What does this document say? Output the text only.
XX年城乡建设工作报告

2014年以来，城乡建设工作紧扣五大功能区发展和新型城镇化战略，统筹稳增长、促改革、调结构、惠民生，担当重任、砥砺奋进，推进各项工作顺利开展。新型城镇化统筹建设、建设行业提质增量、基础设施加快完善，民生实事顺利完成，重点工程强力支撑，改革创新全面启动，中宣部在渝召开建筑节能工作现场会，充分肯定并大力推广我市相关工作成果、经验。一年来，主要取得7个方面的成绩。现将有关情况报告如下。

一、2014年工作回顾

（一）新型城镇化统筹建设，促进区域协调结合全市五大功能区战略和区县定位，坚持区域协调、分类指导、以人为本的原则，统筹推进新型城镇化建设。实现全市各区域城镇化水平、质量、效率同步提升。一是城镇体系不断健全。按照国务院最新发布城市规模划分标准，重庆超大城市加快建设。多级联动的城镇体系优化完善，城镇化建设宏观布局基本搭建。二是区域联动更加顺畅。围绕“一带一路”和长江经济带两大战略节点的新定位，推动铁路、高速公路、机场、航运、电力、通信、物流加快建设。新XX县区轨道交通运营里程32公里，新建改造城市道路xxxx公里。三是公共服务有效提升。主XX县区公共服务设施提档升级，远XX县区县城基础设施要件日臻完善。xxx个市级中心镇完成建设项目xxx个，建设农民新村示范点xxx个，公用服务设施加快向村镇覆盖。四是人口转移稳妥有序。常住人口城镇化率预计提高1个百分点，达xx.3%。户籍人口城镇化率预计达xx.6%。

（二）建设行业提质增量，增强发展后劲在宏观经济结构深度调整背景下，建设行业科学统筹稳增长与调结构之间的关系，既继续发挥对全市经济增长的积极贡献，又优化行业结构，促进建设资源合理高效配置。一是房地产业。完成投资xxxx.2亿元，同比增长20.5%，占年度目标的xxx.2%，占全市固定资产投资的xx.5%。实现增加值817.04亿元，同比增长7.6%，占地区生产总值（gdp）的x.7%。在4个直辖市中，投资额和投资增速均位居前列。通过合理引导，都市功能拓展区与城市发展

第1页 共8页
_____
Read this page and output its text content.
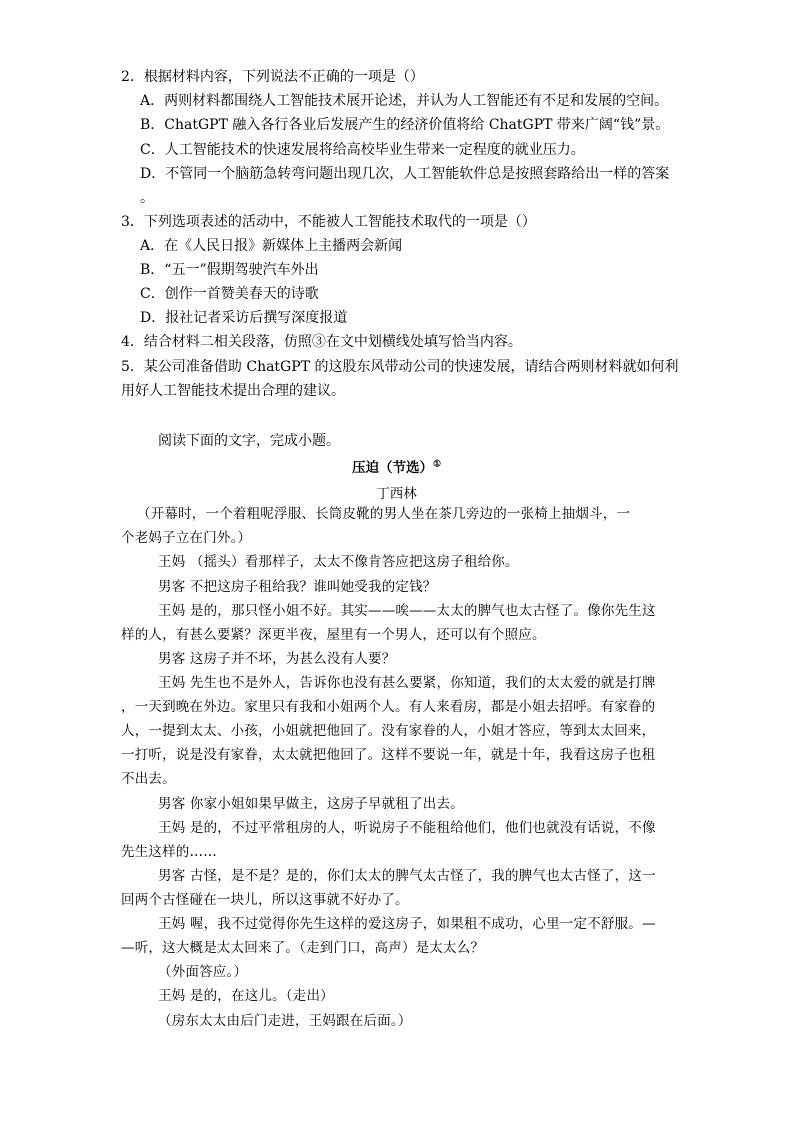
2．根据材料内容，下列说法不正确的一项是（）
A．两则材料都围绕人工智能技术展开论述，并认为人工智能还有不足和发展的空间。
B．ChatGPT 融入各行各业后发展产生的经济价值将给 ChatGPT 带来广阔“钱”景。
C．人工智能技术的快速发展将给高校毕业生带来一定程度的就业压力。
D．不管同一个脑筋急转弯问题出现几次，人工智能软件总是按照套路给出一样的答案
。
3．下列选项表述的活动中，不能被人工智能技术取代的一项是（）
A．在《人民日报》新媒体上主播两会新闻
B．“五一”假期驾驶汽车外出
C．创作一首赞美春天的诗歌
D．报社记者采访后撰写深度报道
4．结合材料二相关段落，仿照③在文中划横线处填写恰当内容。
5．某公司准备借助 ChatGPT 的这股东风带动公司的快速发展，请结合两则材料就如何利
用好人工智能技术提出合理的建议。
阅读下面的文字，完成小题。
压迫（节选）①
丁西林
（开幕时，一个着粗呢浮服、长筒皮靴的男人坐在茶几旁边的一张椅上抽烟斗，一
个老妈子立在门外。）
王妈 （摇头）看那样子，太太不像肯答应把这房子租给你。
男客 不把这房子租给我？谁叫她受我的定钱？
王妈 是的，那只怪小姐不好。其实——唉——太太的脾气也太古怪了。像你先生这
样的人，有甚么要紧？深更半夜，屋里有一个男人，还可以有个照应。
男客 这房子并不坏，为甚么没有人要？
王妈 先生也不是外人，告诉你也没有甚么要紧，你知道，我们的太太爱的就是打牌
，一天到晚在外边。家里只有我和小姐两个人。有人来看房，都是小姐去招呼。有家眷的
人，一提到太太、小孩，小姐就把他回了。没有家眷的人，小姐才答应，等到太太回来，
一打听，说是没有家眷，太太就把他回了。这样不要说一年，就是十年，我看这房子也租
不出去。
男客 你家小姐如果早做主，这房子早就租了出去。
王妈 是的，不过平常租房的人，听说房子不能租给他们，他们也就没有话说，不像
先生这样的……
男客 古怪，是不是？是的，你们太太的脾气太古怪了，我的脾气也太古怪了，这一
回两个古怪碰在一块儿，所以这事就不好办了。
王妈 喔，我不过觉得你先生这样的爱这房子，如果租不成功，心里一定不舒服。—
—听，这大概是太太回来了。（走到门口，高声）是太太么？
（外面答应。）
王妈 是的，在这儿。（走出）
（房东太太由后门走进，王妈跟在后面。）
_____
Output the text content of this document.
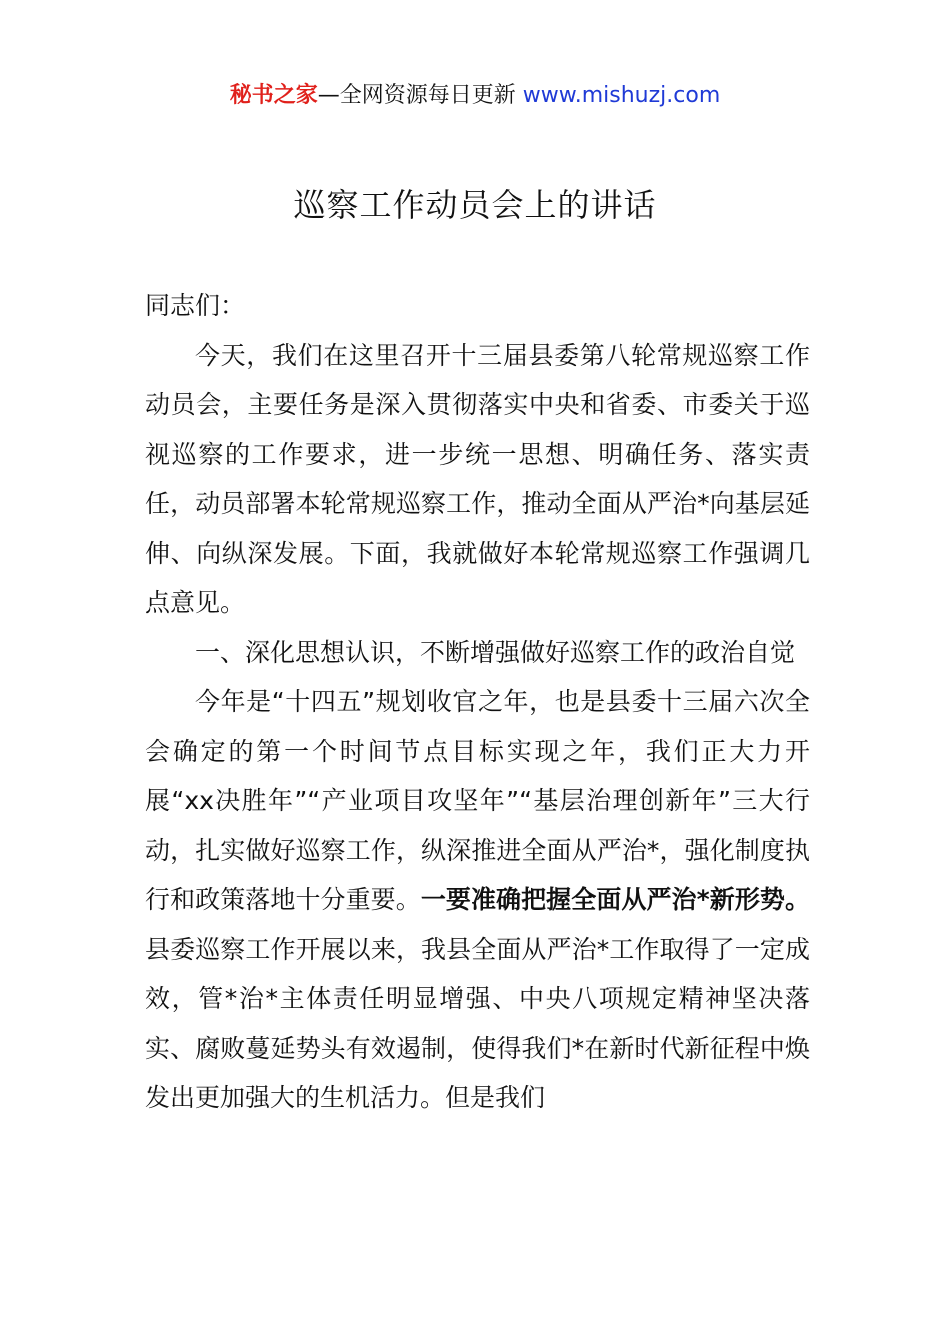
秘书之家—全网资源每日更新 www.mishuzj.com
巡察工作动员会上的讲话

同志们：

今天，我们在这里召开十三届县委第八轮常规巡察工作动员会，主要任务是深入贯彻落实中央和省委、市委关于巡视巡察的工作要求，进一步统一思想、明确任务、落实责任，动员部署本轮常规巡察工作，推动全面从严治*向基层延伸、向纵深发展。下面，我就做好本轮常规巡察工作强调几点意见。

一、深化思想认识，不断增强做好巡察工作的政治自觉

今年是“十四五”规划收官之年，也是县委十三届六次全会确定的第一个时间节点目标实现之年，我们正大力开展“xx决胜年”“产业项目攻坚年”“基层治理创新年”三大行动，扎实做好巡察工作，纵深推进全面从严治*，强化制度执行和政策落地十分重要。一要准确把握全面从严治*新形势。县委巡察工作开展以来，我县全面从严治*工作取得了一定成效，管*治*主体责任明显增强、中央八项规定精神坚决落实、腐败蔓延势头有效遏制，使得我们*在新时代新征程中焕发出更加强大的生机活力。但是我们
_____
**INSTRUCTIONS TO FOLLOW:**
Check each line of the entries above for the word "document". List the ones that have it.

**EXERCISE RESPONSE:**
What does this document say? Output the text only.
Output the text content of this document.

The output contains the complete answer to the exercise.